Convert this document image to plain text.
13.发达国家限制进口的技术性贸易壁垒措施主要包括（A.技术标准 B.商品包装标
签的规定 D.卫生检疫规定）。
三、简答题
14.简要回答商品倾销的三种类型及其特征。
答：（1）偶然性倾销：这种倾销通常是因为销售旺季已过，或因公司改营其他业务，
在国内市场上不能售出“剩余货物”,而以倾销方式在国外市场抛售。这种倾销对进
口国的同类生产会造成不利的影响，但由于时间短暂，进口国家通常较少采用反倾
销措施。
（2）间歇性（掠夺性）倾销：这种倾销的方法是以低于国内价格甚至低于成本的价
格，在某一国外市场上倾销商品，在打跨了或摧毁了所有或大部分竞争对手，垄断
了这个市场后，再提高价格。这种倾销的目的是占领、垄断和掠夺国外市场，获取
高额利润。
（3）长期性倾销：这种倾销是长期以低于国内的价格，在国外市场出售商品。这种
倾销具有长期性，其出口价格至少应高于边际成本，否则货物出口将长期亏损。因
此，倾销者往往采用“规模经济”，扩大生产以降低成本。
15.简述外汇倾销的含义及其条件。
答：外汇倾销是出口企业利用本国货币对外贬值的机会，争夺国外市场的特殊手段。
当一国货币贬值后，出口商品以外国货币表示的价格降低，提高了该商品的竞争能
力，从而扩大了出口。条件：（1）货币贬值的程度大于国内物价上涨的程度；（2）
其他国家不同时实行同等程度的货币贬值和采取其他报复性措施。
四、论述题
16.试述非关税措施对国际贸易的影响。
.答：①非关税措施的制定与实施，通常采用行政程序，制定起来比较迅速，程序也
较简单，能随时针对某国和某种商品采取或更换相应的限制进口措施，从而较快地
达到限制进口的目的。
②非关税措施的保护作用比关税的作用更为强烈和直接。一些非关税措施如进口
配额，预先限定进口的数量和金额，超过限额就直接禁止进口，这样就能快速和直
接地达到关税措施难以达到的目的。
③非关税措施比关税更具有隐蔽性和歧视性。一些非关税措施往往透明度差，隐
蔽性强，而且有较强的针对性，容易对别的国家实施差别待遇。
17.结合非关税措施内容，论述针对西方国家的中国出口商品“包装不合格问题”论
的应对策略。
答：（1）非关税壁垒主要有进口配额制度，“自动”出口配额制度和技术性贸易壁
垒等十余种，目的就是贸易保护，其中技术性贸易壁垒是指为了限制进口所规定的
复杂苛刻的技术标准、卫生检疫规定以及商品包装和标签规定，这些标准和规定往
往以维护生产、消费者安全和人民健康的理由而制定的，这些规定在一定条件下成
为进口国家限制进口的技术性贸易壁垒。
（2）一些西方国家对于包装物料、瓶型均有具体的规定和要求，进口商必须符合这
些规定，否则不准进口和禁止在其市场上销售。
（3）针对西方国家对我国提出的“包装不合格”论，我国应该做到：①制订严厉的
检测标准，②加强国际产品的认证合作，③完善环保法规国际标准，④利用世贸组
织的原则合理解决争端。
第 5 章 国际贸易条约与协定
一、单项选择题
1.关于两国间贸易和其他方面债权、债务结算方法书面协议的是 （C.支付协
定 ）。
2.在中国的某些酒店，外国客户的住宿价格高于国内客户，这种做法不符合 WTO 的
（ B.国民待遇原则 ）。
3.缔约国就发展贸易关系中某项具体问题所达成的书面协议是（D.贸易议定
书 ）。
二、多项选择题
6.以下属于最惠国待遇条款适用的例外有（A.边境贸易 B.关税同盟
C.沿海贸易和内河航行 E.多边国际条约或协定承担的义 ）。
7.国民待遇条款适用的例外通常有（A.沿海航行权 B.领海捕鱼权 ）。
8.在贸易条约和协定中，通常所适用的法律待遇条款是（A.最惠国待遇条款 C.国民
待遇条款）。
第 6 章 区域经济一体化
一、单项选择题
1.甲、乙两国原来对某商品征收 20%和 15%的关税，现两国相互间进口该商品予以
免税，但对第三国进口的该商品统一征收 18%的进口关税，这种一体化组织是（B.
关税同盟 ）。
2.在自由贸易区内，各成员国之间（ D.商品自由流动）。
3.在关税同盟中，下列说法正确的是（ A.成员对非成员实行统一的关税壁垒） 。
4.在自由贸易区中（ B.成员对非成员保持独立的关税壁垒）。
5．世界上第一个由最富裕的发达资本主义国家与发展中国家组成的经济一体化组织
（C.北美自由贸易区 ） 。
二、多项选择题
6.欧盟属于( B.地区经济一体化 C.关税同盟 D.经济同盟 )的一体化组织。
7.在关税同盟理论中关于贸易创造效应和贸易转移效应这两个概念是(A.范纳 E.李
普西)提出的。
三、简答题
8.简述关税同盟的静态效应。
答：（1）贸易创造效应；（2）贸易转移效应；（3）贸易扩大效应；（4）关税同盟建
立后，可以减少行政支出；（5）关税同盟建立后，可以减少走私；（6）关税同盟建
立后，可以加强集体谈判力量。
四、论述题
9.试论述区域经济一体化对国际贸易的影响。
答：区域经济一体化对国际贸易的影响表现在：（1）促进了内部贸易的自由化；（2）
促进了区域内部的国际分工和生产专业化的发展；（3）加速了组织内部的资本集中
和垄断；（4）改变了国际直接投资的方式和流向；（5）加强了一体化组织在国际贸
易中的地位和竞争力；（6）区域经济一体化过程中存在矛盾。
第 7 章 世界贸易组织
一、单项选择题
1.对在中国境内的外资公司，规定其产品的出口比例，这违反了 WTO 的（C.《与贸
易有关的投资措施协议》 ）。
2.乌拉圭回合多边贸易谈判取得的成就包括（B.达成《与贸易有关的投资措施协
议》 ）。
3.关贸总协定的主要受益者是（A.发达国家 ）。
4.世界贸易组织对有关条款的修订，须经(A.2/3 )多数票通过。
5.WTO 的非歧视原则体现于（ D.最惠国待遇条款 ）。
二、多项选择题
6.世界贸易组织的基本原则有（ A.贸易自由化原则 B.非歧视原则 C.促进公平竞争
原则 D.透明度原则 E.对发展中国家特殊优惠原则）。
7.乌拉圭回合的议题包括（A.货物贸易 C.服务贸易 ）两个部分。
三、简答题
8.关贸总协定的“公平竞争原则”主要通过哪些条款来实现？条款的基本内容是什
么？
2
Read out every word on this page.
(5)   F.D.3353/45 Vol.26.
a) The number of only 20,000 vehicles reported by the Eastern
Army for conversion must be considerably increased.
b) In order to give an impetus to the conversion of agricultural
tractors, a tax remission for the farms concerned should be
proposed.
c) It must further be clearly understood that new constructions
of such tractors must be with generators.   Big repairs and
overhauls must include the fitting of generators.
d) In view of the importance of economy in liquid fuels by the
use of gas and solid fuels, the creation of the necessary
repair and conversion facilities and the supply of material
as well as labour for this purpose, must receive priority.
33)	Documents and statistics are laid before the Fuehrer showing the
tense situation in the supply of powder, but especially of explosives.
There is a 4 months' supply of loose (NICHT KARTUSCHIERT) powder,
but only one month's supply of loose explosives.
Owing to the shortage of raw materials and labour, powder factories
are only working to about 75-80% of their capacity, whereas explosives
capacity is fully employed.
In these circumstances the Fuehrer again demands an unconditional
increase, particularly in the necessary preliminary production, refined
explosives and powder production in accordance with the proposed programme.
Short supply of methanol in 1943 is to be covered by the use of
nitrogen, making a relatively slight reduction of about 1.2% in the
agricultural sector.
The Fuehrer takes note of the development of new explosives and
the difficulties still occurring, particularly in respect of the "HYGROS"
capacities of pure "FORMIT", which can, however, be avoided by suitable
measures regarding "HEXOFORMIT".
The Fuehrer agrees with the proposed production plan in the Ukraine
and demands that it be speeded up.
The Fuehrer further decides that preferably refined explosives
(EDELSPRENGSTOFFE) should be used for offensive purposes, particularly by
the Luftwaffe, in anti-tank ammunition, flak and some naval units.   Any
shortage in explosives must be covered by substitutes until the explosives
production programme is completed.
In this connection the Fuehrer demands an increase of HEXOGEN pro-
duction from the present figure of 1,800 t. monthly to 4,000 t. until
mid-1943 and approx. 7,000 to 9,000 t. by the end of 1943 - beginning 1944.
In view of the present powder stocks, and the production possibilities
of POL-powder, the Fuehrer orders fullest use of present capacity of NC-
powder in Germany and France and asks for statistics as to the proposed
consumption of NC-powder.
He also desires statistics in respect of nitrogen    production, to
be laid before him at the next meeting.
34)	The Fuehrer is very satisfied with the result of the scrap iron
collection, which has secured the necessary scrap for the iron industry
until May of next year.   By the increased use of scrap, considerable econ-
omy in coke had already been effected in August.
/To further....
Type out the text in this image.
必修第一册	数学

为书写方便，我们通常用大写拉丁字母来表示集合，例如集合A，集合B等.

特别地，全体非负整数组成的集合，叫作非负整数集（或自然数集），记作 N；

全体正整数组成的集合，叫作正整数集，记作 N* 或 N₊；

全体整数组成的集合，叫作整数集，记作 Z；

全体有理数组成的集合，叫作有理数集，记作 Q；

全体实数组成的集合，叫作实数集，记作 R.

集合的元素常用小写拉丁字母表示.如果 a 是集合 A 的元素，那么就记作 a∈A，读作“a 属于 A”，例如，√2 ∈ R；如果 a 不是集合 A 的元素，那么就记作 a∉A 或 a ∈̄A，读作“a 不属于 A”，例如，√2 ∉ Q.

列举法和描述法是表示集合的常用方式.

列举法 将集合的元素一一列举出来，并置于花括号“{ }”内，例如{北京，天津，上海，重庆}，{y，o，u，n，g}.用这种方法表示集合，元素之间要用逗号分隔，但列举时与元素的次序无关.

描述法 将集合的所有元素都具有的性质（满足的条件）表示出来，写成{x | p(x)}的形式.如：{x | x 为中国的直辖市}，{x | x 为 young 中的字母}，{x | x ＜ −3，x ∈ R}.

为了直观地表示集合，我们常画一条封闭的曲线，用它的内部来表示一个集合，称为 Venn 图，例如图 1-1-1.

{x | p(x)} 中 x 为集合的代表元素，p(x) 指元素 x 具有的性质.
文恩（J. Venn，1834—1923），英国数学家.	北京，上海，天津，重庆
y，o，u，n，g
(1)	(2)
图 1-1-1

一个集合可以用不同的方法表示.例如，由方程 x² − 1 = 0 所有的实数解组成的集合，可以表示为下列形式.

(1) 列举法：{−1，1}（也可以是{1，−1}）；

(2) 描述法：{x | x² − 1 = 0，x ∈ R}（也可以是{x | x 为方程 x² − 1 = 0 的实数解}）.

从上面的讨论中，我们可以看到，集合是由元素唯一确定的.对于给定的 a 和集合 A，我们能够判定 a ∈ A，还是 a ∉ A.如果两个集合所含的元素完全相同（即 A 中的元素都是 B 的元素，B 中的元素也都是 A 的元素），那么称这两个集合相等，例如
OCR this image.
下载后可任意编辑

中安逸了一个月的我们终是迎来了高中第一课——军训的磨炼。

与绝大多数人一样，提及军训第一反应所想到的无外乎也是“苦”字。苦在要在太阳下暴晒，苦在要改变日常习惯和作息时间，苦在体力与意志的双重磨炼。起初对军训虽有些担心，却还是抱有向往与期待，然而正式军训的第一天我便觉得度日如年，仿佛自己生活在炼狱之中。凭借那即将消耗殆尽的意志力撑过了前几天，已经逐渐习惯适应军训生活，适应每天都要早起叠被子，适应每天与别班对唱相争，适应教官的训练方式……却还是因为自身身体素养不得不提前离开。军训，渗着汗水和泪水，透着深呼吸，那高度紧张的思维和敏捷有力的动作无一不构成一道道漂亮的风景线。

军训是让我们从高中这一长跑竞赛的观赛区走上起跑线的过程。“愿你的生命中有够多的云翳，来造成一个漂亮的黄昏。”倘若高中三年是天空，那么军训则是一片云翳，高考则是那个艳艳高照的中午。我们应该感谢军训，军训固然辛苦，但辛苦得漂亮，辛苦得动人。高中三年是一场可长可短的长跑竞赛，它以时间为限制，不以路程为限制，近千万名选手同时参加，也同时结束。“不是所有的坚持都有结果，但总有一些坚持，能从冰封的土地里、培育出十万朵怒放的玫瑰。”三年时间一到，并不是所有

========

Task: List each line of the entries that holds the string "proposed".

The reply:
proposed.
explosives and powder production in accordance with the proposed programme.
The Fuehrer agrees with the proposed production plan in the Ukraine
powder in Germany and France and asks for statistics as to the proposed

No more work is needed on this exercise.